Kouidor – des souvenirs comme ils me viennent de Jacky Charlier (parti trop tôt en 2006)

Les années Kouidor – années 70 – comme si c’était hier : New York – Montréal – Fort-de-France. Années de bouillonnements sociaux, d’éveils, de créativité et de productions culturelles !
Mon conjoint de l’époque, Jean-Richard Laforest et moi-même adhérons immédiatement à l’idée d’un projet de mise sur pied d’un Collectif artistique axé sur le théâtre engagé et la production scénique musicale. La vision de Kouidor que nous présente Jacky Charlier, appuyée par Syto Cavé, c’est l’ancrage dans la culture haïtienne et, dans l’actualisation, la créativité et la modernité. Le terrain ne m’est pas tout à fait familier mais j’ai connu dans mon jeune âge la conjointe de Jacky, Marie-Cécile Corvington au Pensionnat Sainte-Rose-de-Lima, à Port-au-Prince. Cela me rassure.
1969 marque les débuts de Kouidor au Brooklyn Academy of Music de New York avec « Les Puits Errants », une présentation du disque « Pierrot le noir » regroupant les textes d’Anthony Phelps, Émile Olivier et Jean-Richard Laforest. Les productions de Kouidor suivront au fil des ans et seront présentées au public à Paris, New York, Montréal et, plus tard, au Festival culturel de Fort-de-France.
- - -
→ **Consignes écrites**:
a - Répondez à ces questions sur l'extrait sur Kouidor :
(i) En quelle année et dans quel lieu Kouidor fait-il ses débuts ?
(ii) Qui appuie la vision de Kouidor présentée par Jacky Charlier ?
(iii) Dans quelles villes ou quel événement les productions de Kouidor seront-elles présentées ?
b - Reproduisez le passage de l'extrait sur Kouidor qui s'ouvre sur les mots contenant « 1969 marque les » et se ferme sur « culturel de Fort-de-France. ».
Le matériel qui suit est distinct de l'extrait sur Kouidor.

[Entrées des éléments annotés]
- - -
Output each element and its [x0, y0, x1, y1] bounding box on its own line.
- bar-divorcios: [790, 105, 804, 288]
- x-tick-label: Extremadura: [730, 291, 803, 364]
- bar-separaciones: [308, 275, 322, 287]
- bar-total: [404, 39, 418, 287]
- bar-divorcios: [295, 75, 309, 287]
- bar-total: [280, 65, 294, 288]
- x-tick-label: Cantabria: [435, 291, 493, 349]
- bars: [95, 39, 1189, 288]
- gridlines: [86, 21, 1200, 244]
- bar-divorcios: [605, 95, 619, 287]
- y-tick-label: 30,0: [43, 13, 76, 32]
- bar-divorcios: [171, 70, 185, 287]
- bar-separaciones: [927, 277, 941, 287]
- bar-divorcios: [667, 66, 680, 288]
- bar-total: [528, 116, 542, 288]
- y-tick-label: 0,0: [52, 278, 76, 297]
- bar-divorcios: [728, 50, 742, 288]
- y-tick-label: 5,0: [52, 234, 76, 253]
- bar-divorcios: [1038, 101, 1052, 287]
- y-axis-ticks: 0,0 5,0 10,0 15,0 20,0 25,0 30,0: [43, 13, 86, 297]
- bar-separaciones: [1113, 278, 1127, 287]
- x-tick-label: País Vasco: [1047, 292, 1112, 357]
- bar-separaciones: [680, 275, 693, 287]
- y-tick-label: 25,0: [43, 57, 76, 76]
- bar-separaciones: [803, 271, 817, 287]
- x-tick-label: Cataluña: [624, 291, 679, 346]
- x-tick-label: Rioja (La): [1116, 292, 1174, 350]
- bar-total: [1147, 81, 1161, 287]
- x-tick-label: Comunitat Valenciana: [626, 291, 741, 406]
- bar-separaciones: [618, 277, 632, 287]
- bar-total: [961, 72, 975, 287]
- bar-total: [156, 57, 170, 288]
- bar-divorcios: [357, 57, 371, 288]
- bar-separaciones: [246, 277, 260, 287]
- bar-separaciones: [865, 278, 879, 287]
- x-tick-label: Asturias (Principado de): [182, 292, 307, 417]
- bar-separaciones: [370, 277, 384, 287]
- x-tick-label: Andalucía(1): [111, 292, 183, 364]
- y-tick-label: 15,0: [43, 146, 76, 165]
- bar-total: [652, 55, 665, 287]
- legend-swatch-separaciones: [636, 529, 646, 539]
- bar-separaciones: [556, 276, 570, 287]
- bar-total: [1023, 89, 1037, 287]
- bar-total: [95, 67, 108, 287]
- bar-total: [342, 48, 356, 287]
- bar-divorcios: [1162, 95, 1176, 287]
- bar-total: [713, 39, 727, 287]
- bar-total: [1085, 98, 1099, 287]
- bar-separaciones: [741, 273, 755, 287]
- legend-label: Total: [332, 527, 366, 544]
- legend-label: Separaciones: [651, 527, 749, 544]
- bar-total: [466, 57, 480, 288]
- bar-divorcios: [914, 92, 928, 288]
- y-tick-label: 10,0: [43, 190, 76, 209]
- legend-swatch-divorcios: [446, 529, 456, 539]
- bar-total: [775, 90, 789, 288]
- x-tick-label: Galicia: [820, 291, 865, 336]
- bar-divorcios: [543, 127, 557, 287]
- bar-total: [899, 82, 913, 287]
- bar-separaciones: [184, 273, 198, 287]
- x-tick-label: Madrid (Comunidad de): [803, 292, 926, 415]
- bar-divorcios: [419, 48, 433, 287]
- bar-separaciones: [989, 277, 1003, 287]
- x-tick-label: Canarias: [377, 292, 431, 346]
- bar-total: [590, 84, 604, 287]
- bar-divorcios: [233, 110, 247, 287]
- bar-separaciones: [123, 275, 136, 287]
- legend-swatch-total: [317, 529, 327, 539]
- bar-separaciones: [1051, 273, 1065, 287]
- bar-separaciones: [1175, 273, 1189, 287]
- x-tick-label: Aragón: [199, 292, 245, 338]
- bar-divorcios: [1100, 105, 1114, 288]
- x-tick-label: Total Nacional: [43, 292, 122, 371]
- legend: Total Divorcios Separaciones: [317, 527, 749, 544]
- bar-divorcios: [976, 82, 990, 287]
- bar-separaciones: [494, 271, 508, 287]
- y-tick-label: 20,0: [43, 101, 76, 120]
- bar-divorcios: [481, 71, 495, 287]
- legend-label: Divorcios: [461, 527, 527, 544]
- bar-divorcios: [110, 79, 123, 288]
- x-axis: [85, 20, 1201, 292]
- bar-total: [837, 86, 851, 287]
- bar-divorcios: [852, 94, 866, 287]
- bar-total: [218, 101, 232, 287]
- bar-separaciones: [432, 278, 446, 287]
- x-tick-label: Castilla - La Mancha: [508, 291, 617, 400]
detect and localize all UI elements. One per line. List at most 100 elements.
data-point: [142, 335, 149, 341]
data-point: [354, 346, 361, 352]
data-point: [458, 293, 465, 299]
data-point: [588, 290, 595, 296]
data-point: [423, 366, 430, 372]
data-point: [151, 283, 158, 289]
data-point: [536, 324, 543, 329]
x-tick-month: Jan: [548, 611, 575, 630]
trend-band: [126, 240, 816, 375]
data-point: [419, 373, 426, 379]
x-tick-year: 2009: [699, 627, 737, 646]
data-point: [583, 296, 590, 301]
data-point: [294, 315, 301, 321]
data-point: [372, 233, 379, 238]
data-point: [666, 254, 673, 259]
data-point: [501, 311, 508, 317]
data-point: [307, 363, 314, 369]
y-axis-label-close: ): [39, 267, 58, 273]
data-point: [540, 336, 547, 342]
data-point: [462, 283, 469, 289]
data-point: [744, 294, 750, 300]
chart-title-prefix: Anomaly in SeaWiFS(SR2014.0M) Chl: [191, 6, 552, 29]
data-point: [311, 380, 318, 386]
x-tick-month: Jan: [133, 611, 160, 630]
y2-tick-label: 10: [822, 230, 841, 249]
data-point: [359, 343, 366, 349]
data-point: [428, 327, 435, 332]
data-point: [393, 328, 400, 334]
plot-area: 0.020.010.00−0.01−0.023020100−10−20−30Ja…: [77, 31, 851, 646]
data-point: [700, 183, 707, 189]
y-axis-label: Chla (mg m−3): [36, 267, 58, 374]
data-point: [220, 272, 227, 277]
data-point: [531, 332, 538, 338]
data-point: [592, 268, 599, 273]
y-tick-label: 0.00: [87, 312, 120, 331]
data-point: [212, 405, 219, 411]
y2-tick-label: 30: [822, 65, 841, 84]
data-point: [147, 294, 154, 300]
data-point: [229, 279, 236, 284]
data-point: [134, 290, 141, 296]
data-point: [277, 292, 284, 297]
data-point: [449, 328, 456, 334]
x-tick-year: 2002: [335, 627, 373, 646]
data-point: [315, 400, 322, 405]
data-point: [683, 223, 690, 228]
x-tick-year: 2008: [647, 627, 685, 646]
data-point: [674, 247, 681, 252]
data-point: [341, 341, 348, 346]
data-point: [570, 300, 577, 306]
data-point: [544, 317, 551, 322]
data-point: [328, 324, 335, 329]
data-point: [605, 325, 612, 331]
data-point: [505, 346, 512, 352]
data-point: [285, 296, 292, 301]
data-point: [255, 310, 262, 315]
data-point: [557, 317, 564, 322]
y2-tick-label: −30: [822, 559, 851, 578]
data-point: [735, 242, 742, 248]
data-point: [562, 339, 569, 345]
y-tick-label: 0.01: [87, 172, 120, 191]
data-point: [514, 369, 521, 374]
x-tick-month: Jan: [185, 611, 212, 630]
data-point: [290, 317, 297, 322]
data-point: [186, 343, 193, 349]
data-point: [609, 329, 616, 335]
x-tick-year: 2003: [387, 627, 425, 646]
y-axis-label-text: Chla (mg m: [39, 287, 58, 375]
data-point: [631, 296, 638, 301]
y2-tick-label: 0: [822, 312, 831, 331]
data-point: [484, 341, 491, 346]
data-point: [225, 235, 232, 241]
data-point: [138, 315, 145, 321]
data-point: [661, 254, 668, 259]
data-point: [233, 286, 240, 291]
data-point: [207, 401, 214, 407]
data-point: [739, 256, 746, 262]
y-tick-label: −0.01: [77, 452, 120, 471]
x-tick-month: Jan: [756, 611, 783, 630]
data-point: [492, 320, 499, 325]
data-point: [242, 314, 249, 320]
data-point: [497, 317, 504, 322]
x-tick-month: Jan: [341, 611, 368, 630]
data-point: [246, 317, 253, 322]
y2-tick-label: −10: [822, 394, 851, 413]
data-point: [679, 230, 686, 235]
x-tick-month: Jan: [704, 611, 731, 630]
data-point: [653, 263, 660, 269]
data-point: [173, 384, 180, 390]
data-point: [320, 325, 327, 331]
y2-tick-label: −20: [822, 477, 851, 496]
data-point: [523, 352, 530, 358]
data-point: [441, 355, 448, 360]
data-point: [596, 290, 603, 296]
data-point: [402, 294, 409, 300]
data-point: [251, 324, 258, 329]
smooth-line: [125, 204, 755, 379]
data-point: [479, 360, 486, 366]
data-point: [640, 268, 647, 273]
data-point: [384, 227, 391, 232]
- - -
→ **Réponses par consigne**:
a -
(i) En 1969, au Brooklyn Academy of Music de New York.
(ii) Syto Cavé.
(iii) À Paris, New York et Montréal, puis plus tard au Festival culturel de Fort-de-France.

b -
1969 marque les débuts de Kouidor au Brooklyn Academy of Music de New York avec « Les Puits Errants », une présentation du disque « Pierrot le noir » regroupant les textes d’Anthony Phelps, Émile Olivier et Jean-Richard Laforest. Les productions de Kouidor suivront au fil des ans et seront présentées au public à Paris, New York, Montréal et, plus tard, au Festival culturel de Fort-de-France.